Given exercise >>
Pictures do not belong in the copy, so please give every entry below again exactly.

━━━━━ Data for this exercise

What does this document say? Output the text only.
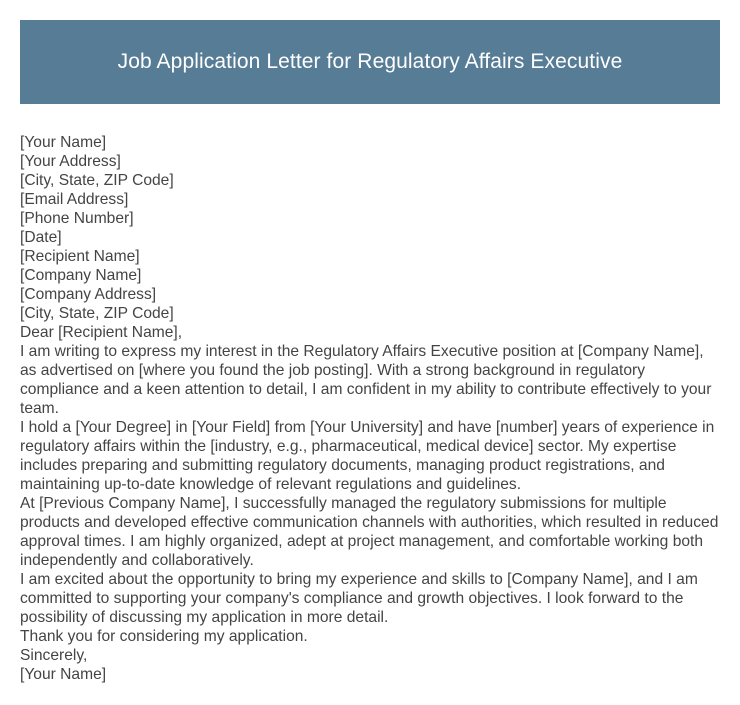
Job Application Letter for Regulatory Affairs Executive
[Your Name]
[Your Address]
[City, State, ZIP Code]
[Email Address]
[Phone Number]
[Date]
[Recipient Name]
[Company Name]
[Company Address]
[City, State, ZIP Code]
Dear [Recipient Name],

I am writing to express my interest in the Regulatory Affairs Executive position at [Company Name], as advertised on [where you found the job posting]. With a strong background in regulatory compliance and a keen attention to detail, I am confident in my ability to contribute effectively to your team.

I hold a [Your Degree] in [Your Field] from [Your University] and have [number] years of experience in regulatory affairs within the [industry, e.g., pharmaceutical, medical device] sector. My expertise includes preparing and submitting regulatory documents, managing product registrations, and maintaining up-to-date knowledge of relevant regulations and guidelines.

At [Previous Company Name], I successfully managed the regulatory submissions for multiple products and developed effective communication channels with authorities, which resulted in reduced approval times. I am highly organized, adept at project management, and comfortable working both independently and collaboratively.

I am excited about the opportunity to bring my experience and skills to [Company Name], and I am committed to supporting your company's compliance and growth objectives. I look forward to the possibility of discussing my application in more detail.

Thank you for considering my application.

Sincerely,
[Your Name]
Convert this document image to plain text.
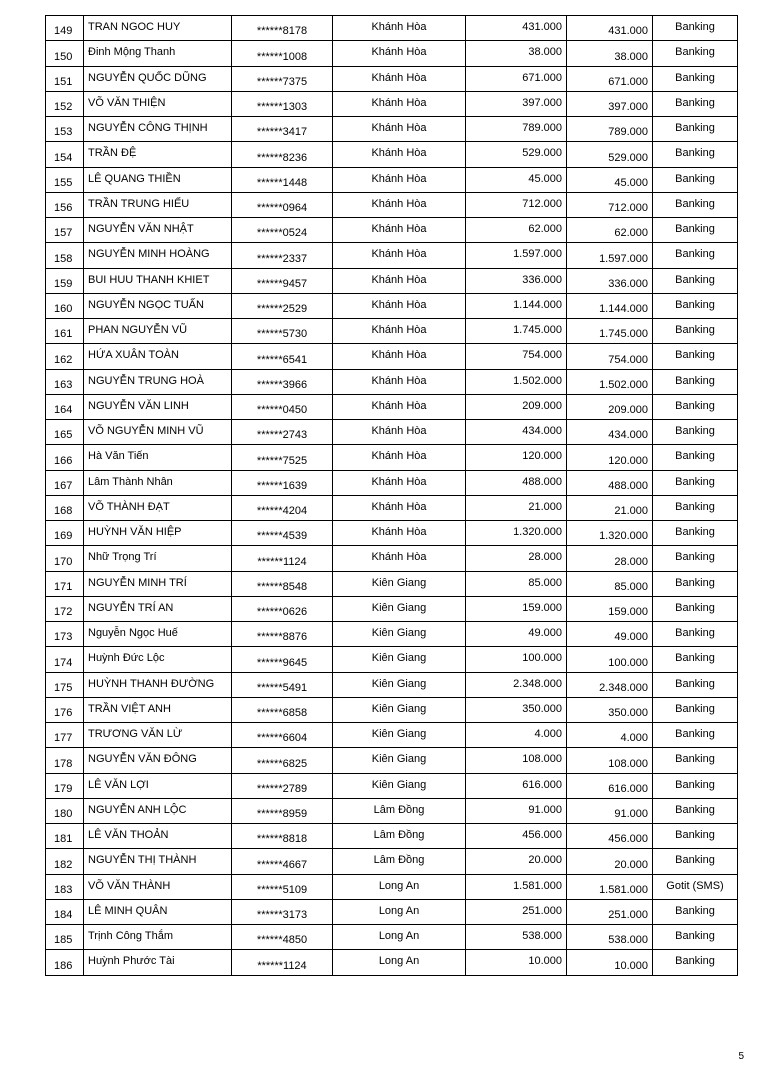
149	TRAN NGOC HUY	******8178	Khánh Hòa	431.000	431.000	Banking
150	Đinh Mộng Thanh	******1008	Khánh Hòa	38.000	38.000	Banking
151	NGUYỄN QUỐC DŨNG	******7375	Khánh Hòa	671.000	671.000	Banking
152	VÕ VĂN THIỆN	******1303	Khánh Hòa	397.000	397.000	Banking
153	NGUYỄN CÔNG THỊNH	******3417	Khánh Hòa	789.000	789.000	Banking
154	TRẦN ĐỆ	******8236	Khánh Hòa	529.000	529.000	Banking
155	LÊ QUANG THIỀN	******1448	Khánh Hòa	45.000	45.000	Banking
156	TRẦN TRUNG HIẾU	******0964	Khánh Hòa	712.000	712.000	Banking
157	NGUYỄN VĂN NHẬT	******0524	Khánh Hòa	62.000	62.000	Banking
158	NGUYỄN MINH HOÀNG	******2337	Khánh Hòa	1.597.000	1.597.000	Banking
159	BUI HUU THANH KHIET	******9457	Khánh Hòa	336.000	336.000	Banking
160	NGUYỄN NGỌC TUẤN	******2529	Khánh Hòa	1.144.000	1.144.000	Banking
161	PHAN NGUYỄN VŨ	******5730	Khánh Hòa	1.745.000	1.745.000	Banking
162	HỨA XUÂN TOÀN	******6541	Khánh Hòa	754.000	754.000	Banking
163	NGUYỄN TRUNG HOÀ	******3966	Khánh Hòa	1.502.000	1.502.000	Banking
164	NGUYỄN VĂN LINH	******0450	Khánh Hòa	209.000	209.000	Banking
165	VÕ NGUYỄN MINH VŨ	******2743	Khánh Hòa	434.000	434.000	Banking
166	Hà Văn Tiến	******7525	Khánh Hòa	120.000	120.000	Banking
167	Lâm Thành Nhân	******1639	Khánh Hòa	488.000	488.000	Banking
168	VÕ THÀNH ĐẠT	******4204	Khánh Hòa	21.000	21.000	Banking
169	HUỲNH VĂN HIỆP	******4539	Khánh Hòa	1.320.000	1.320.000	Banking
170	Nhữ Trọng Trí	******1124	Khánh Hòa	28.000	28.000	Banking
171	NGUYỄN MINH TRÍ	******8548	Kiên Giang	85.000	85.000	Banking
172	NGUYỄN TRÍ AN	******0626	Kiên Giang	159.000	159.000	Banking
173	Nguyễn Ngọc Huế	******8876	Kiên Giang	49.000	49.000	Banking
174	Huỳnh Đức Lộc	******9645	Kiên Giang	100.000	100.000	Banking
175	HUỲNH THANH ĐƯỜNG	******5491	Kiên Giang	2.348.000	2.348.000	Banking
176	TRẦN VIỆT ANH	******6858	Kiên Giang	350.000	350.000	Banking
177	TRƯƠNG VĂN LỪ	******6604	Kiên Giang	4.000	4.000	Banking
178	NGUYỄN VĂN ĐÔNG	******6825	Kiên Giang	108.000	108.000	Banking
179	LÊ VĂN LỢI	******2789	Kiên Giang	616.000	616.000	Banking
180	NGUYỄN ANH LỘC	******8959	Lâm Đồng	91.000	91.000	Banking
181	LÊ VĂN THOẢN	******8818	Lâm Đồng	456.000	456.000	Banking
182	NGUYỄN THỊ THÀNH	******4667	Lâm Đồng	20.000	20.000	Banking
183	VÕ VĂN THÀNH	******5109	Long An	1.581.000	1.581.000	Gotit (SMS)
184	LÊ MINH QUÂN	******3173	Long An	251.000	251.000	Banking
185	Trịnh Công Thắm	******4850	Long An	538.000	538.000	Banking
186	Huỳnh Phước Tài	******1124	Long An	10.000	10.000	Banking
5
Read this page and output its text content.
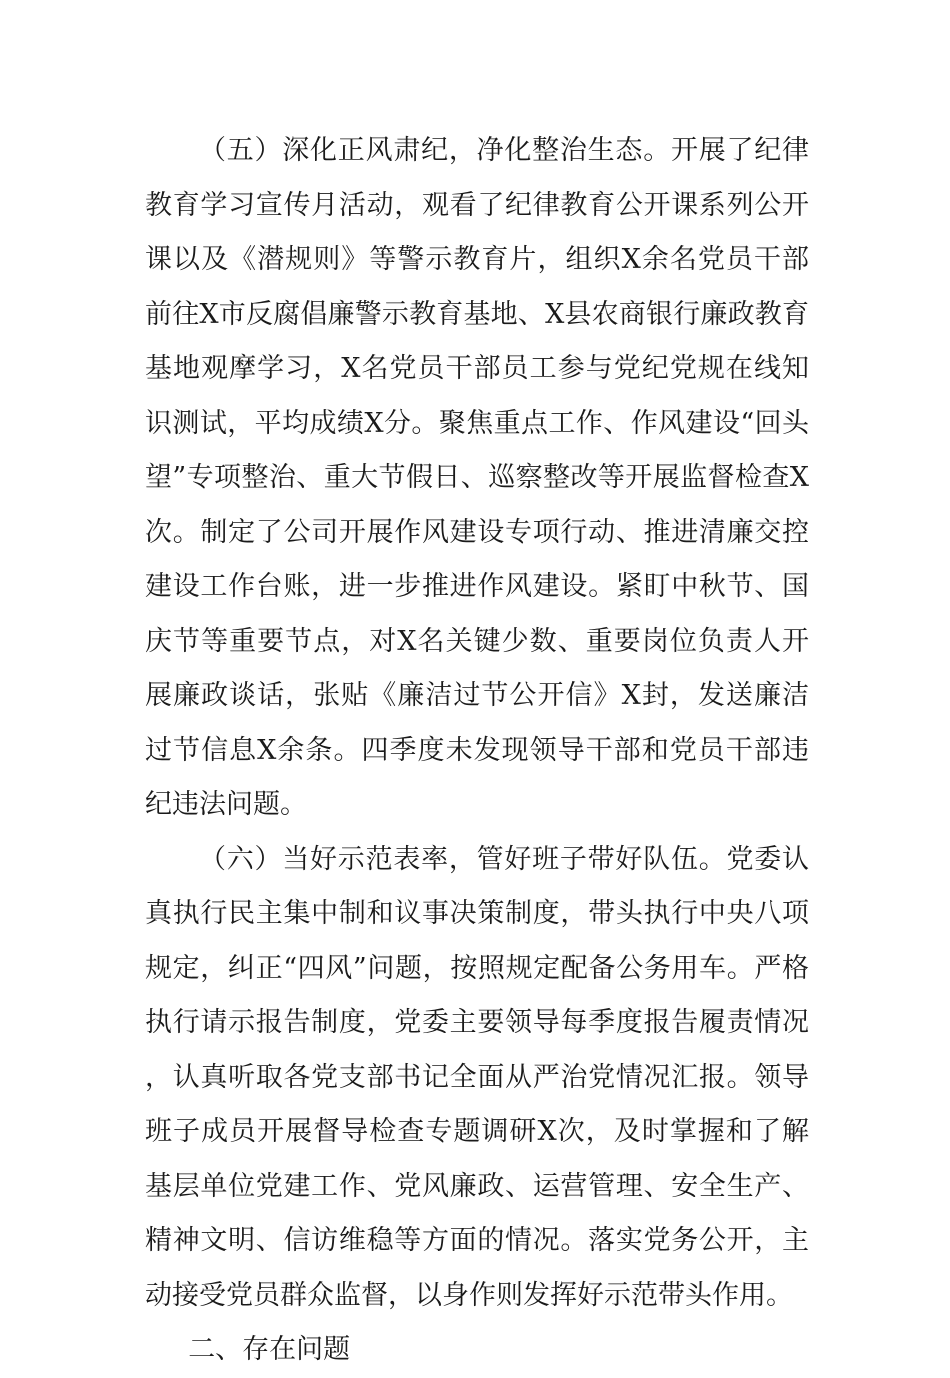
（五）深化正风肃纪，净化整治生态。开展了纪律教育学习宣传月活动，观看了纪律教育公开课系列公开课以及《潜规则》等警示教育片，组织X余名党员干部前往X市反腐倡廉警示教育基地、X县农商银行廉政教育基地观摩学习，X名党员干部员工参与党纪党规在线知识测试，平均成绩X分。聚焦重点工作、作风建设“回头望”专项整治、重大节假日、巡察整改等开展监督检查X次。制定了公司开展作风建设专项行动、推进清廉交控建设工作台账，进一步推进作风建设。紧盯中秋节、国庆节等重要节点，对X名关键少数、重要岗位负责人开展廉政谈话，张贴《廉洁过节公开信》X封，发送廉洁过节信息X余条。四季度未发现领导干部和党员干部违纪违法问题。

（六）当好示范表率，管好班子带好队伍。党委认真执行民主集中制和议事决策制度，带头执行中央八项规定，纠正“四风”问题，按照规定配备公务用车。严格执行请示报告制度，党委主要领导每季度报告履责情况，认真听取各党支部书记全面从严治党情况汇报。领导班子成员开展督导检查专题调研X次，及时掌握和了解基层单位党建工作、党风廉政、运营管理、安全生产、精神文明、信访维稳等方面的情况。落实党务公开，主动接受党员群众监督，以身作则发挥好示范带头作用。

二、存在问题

━━━━━━━━━━

Complete answer >>
What does this document say? Output the text only.
Job Application Letter for Regulatory Affairs Executive
[Your Name]
[Your Address]
[City, State, ZIP Code]
[Email Address]
[Phone Number]
[Date]
[Recipient Name]
[Company Name]
[Company Address]
[City, State, ZIP Code]
Dear [Recipient Name],

I am writing to express my interest in the Regulatory Affairs Executive position at [Company Name], as advertised on [where you found the job posting]. With a strong background in regulatory compliance and a keen attention to detail, I am confident in my ability to contribute effectively to your team.

I hold a [Your Degree] in [Your Field] from [Your University] and have [number] years of experience in regulatory affairs within the [industry, e.g., pharmaceutical, medical device] sector. My expertise includes preparing and submitting regulatory documents, managing product registrations, and maintaining up-to-date knowledge of relevant regulations and guidelines.

At [Previous Company Name], I successfully managed the regulatory submissions for multiple products and developed effective communication channels with authorities, which resulted in reduced approval times. I am highly organized, adept at project management, and comfortable working both independently and collaboratively.

I am excited about the opportunity to bring my experience and skills to [Company Name], and I am committed to supporting your company's compliance and growth objectives. I look forward to the possibility of discussing my application in more detail.

Thank you for considering my application.

Sincerely,
[Your Name]
Convert this document image to plain text.
149	TRAN NGOC HUY	******8178	Khánh Hòa	431.000	431.000	Banking
150	Đinh Mộng Thanh	******1008	Khánh Hòa	38.000	38.000	Banking
151	NGUYỄN QUỐC DŨNG	******7375	Khánh Hòa	671.000	671.000	Banking
152	VÕ VĂN THIỆN	******1303	Khánh Hòa	397.000	397.000	Banking
153	NGUYỄN CÔNG THỊNH	******3417	Khánh Hòa	789.000	789.000	Banking
154	TRẦN ĐỆ	******8236	Khánh Hòa	529.000	529.000	Banking
155	LÊ QUANG THIỀN	******1448	Khánh Hòa	45.000	45.000	Banking
156	TRẦN TRUNG HIẾU	******0964	Khánh Hòa	712.000	712.000	Banking
157	NGUYỄN VĂN NHẬT	******0524	Khánh Hòa	62.000	62.000	Banking
158	NGUYỄN MINH HOÀNG	******2337	Khánh Hòa	1.597.000	1.597.000	Banking
159	BUI HUU THANH KHIET	******9457	Khánh Hòa	336.000	336.000	Banking
160	NGUYỄN NGỌC TUẤN	******2529	Khánh Hòa	1.144.000	1.144.000	Banking
161	PHAN NGUYỄN VŨ	******5730	Khánh Hòa	1.745.000	1.745.000	Banking
162	HỨA XUÂN TOÀN	******6541	Khánh Hòa	754.000	754.000	Banking
163	NGUYỄN TRUNG HOÀ	******3966	Khánh Hòa	1.502.000	1.502.000	Banking
164	NGUYỄN VĂN LINH	******0450	Khánh Hòa	209.000	209.000	Banking
165	VÕ NGUYỄN MINH VŨ	******2743	Khánh Hòa	434.000	434.000	Banking
166	Hà Văn Tiến	******7525	Khánh Hòa	120.000	120.000	Banking
167	Lâm Thành Nhân	******1639	Khánh Hòa	488.000	488.000	Banking
168	VÕ THÀNH ĐẠT	******4204	Khánh Hòa	21.000	21.000	Banking
169	HUỲNH VĂN HIỆP	******4539	Khánh Hòa	1.320.000	1.320.000	Banking
170	Nhữ Trọng Trí	******1124	Khánh Hòa	28.000	28.000	Banking
171	NGUYỄN MINH TRÍ	******8548	Kiên Giang	85.000	85.000	Banking
172	NGUYỄN TRÍ AN	******0626	Kiên Giang	159.000	159.000	Banking
173	Nguyễn Ngọc Huế	******8876	Kiên Giang	49.000	49.000	Banking
174	Huỳnh Đức Lộc	******9645	Kiên Giang	100.000	100.000	Banking
175	HUỲNH THANH ĐƯỜNG	******5491	Kiên Giang	2.348.000	2.348.000	Banking
176	TRẦN VIỆT ANH	******6858	Kiên Giang	350.000	350.000	Banking
177	TRƯƠNG VĂN LỪ	******6604	Kiên Giang	4.000	4.000	Banking
178	NGUYỄN VĂN ĐÔNG	******6825	Kiên Giang	108.000	108.000	Banking
179	LÊ VĂN LỢI	******2789	Kiên Giang	616.000	616.000	Banking
180	NGUYỄN ANH LỘC	******8959	Lâm Đồng	91.000	91.000	Banking
181	LÊ VĂN THOẢN	******8818	Lâm Đồng	456.000	456.000	Banking
182	NGUYỄN THỊ THÀNH	******4667	Lâm Đồng	20.000	20.000	Banking
183	VÕ VĂN THÀNH	******5109	Long An	1.581.000	1.581.000	Gotit (SMS)
184	LÊ MINH QUÂN	******3173	Long An	251.000	251.000	Banking
185	Trịnh Công Thắm	******4850	Long An	538.000	538.000	Banking
186	Huỳnh Phước Tài	******1124	Long An	10.000	10.000	Banking
5
Read this page and output its text content.
（五）深化正风肃纪，净化整治生态。开展了纪律教育学习宣传月活动，观看了纪律教育公开课系列公开课以及《潜规则》等警示教育片，组织X余名党员干部前往X市反腐倡廉警示教育基地、X县农商银行廉政教育基地观摩学习，X名党员干部员工参与党纪党规在线知识测试，平均成绩X分。聚焦重点工作、作风建设“回头望”专项整治、重大节假日、巡察整改等开展监督检查X次。制定了公司开展作风建设专项行动、推进清廉交控建设工作台账，进一步推进作风建设。紧盯中秋节、国庆节等重要节点，对X名关键少数、重要岗位负责人开展廉政谈话，张贴《廉洁过节公开信》X封，发送廉洁过节信息X余条。四季度未发现领导干部和党员干部违纪违法问题。

（六）当好示范表率，管好班子带好队伍。党委认真执行民主集中制和议事决策制度，带头执行中央八项规定，纠正“四风”问题，按照规定配备公务用车。严格执行请示报告制度，党委主要领导每季度报告履责情况，认真听取各党支部书记全面从严治党情况汇报。领导班子成员开展督导检查专题调研X次，及时掌握和了解基层单位党建工作、党风廉政、运营管理、安全生产、精神文明、信访维稳等方面的情况。落实党务公开，主动接受党员群众监督，以身作则发挥好示范带头作用。

二、存在问题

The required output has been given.